===== Raw records =====
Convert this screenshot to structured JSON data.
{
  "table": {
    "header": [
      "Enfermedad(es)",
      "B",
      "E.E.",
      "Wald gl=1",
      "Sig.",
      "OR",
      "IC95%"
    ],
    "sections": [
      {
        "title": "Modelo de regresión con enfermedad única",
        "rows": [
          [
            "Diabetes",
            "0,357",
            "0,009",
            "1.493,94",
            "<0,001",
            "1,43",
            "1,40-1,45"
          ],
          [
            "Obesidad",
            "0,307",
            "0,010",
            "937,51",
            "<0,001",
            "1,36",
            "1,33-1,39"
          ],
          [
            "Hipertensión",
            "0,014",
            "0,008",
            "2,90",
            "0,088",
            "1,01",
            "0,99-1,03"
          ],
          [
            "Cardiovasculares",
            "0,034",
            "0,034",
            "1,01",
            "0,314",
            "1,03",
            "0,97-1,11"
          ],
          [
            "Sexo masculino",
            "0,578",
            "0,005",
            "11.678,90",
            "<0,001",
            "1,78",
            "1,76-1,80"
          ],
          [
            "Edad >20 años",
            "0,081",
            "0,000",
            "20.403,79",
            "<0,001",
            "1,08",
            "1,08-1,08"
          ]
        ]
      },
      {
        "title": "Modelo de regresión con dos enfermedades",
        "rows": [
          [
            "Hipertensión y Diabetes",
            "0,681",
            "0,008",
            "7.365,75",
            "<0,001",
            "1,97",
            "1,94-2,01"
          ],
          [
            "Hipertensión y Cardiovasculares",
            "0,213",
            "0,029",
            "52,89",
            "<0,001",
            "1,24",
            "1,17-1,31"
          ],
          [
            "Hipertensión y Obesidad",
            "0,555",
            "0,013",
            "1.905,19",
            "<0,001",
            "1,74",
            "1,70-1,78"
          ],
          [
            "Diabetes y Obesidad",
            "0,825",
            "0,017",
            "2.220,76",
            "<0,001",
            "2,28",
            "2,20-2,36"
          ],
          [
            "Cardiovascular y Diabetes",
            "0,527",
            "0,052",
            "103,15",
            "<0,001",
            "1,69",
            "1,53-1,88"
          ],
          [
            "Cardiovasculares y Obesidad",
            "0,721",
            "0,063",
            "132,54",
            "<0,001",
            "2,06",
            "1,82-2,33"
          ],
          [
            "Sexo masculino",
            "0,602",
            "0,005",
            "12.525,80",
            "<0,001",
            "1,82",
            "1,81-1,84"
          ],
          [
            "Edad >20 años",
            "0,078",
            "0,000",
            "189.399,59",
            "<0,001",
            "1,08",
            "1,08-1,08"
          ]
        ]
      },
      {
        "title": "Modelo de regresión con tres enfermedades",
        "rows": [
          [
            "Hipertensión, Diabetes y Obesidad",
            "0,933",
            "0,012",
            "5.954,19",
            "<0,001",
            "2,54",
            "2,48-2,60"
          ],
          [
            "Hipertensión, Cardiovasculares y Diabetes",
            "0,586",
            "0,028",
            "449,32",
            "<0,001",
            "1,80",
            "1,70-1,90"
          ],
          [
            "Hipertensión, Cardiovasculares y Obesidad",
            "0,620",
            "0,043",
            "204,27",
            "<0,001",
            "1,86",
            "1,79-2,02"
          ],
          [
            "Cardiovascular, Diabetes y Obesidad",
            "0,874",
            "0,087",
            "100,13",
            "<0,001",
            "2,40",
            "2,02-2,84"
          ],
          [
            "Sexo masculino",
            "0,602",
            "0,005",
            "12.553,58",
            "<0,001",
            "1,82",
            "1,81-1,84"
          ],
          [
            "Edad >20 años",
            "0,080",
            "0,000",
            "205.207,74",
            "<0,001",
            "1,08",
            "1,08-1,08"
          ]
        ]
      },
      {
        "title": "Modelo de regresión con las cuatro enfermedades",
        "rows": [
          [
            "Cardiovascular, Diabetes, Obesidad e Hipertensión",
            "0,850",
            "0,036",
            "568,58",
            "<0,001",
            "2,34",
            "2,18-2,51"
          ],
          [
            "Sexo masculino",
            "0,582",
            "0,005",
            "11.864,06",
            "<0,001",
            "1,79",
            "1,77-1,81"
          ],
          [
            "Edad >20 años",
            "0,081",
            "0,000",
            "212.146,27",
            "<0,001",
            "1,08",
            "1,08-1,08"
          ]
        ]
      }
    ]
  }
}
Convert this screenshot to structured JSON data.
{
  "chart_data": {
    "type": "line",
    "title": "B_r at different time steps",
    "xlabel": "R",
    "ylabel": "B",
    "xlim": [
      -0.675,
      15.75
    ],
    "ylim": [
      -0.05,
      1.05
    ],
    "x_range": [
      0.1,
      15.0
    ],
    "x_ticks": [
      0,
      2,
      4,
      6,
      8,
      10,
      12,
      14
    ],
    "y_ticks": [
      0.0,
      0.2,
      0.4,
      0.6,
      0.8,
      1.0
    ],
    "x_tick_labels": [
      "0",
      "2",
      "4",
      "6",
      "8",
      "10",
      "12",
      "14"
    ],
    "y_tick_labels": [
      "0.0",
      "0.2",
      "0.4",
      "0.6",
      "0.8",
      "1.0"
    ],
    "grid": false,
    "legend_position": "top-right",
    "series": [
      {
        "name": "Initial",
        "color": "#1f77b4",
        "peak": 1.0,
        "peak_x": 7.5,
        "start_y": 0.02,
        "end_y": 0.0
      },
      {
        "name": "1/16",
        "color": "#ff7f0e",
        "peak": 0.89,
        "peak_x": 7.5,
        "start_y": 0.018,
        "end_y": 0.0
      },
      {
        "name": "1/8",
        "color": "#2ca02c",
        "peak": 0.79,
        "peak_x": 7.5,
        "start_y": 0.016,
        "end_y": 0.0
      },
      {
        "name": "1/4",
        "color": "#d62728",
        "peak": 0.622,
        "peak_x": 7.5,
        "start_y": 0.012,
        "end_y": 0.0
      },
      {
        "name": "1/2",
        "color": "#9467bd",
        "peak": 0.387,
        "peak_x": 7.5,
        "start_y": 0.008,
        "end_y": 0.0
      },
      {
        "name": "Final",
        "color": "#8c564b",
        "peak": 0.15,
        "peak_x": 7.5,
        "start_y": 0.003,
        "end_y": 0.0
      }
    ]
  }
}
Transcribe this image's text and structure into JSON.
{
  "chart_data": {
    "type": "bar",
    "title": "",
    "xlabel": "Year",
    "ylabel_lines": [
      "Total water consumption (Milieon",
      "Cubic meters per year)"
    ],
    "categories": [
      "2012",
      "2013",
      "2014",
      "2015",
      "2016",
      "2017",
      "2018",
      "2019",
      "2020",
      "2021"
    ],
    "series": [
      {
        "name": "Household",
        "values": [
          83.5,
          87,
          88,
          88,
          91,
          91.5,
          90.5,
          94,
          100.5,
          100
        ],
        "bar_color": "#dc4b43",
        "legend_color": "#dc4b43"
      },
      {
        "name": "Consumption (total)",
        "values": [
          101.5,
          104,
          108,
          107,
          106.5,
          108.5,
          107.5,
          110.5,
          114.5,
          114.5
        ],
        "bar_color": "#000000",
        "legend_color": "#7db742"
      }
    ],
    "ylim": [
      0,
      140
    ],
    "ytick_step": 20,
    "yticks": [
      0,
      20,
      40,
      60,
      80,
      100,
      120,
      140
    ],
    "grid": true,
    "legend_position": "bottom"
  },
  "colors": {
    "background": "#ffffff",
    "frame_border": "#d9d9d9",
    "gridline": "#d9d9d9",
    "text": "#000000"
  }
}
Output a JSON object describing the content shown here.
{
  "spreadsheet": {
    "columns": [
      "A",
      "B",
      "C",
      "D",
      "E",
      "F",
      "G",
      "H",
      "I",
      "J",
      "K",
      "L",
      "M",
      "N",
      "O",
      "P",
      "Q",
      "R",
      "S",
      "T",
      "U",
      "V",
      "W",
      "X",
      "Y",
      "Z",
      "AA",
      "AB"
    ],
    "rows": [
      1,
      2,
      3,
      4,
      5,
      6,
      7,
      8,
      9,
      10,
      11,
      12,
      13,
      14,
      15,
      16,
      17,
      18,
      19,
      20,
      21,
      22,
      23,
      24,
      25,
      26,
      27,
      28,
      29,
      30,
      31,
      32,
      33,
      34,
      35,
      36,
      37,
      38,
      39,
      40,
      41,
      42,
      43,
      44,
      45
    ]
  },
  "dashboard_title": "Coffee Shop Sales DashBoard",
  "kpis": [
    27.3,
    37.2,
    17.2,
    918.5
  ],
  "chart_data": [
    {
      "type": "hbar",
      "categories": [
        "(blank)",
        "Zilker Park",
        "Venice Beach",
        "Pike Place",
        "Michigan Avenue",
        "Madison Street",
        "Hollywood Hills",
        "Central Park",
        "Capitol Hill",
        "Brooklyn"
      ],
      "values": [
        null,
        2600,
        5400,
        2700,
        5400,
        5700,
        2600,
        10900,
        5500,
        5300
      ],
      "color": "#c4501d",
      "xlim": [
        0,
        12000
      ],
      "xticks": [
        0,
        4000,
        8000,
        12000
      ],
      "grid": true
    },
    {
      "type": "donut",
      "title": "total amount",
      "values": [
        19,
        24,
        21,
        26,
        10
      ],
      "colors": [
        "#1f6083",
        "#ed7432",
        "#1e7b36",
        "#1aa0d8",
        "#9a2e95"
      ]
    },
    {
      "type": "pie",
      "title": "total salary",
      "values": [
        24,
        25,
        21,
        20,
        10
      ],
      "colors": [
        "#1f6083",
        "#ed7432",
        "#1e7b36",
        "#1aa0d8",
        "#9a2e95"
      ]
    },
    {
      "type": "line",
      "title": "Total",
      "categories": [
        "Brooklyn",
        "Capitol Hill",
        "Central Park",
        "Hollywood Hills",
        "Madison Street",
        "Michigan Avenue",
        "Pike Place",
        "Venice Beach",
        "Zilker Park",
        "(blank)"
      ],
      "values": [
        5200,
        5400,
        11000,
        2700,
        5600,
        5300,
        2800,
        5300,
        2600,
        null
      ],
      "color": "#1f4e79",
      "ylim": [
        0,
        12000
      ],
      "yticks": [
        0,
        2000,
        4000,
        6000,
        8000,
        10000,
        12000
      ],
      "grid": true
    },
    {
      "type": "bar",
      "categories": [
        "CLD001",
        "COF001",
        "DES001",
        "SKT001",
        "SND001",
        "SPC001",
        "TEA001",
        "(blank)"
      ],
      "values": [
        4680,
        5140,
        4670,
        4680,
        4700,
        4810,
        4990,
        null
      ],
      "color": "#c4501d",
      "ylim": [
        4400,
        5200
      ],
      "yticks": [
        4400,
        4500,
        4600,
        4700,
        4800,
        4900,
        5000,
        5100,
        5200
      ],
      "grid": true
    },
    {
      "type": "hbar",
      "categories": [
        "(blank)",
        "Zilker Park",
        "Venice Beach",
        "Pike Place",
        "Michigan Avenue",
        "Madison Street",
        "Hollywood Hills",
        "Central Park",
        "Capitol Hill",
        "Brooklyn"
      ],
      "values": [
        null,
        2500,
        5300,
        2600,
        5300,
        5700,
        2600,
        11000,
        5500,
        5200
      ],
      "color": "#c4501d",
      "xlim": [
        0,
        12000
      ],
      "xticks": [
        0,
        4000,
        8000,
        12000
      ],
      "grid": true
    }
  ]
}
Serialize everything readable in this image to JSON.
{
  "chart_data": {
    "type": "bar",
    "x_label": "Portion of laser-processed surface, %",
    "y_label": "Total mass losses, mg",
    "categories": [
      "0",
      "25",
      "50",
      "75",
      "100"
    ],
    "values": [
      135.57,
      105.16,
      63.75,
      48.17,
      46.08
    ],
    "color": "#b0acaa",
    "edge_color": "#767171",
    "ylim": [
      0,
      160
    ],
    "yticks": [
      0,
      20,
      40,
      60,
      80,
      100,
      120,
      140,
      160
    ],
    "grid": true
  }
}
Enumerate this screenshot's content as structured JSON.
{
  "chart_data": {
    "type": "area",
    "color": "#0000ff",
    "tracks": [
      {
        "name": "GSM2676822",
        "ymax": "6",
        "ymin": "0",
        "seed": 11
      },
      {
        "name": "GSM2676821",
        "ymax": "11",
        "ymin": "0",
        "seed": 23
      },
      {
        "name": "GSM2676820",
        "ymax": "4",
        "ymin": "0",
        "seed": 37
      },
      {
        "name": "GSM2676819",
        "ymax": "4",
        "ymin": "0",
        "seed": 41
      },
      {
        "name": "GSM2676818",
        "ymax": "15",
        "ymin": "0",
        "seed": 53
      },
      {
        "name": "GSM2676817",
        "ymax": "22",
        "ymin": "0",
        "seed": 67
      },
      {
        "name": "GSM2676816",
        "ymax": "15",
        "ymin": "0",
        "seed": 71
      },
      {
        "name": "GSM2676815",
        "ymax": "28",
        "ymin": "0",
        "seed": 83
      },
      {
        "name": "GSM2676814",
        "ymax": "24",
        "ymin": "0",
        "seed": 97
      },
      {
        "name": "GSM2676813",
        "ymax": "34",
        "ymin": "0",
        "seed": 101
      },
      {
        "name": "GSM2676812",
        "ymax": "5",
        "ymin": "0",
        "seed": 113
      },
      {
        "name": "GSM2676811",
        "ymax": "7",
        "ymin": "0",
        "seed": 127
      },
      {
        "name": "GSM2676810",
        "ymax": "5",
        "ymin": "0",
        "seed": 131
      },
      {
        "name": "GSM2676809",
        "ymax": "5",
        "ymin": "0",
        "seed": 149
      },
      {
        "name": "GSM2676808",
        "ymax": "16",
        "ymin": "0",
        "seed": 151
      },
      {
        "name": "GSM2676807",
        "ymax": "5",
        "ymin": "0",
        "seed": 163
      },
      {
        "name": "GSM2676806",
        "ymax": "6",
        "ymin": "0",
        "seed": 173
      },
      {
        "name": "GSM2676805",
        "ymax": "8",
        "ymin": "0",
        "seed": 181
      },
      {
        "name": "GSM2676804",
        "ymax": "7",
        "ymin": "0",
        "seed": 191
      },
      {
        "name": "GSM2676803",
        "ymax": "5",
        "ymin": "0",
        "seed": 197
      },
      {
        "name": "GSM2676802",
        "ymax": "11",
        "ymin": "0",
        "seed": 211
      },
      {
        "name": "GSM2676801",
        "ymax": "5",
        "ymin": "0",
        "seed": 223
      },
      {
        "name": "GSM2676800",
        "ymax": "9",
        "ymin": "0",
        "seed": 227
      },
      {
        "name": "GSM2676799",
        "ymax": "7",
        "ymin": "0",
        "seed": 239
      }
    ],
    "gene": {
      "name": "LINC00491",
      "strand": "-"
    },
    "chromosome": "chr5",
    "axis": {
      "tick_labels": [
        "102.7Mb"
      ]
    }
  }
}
=====
• Task description:
Report how many lines hold the string "regresión", giving the number and nothing else.

• The reply:
4